**Given instruction:** List all lines in the material below that contain "Helpful".

**Material to process:**
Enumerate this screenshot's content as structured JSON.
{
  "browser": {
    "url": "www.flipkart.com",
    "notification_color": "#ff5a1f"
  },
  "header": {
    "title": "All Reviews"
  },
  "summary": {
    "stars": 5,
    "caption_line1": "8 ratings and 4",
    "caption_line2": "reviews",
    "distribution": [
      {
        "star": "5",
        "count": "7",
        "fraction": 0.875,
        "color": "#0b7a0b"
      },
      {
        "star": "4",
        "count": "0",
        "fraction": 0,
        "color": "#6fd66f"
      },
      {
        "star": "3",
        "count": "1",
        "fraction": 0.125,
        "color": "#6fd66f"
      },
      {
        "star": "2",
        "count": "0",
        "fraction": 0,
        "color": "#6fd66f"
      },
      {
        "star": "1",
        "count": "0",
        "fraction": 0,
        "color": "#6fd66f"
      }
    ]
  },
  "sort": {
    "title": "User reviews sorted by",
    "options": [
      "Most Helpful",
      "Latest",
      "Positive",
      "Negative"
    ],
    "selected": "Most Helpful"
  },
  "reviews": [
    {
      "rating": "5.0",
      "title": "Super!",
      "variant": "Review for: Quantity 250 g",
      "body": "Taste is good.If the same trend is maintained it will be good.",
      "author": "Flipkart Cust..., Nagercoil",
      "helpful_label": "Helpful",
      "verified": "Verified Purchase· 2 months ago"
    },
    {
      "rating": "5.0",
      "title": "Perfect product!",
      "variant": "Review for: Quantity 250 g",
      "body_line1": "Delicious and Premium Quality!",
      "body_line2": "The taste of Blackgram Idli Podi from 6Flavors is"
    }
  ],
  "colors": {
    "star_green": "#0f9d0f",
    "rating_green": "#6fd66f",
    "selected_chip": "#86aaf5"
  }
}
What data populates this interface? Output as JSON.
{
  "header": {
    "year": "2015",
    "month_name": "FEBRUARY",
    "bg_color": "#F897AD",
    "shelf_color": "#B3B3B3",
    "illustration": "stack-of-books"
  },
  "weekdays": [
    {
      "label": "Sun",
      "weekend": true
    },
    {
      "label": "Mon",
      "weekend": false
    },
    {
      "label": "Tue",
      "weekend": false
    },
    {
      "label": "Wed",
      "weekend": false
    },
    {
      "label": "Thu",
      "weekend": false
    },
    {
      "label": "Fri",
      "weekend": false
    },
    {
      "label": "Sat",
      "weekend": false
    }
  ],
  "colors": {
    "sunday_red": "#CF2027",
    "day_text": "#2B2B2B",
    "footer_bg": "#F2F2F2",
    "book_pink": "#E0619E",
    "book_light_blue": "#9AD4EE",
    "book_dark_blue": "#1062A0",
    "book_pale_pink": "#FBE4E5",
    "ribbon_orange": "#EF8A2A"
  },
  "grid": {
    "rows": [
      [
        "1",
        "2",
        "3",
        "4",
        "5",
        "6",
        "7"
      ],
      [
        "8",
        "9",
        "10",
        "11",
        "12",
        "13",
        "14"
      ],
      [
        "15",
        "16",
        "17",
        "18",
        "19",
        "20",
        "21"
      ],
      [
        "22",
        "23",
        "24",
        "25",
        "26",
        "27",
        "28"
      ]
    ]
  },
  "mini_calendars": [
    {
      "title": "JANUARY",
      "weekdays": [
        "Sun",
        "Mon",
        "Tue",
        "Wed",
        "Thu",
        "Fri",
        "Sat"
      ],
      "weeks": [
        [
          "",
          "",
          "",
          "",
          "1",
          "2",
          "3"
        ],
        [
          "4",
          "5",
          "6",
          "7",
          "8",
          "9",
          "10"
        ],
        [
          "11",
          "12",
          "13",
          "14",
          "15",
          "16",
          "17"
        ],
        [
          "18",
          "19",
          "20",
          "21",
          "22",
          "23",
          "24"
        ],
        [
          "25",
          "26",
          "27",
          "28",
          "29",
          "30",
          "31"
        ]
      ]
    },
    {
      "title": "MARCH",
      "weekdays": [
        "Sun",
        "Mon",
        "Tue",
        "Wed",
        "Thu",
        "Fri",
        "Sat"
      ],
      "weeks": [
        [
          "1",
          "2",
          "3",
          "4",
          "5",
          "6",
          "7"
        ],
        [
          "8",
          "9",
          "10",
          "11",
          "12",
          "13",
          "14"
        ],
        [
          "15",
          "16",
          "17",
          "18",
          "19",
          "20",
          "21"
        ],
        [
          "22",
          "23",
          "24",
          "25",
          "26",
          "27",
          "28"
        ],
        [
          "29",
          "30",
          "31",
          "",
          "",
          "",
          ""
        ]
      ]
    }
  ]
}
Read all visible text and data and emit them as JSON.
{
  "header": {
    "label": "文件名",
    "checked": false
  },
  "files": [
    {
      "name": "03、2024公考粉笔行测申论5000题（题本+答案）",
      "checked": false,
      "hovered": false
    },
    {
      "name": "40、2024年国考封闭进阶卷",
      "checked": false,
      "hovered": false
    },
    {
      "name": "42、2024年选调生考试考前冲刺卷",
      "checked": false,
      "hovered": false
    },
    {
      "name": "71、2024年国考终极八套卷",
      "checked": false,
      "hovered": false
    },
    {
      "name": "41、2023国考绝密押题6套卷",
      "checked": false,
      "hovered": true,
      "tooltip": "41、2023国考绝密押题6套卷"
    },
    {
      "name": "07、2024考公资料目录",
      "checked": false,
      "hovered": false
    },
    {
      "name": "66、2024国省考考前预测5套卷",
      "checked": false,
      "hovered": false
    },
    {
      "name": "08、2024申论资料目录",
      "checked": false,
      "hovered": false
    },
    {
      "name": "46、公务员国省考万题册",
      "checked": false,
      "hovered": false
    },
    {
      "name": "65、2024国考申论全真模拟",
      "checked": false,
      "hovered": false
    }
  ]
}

**Task answer:**
      "Most Helpful",
    "selected": "Most Helpful"
      "helpful_label": "Helpful",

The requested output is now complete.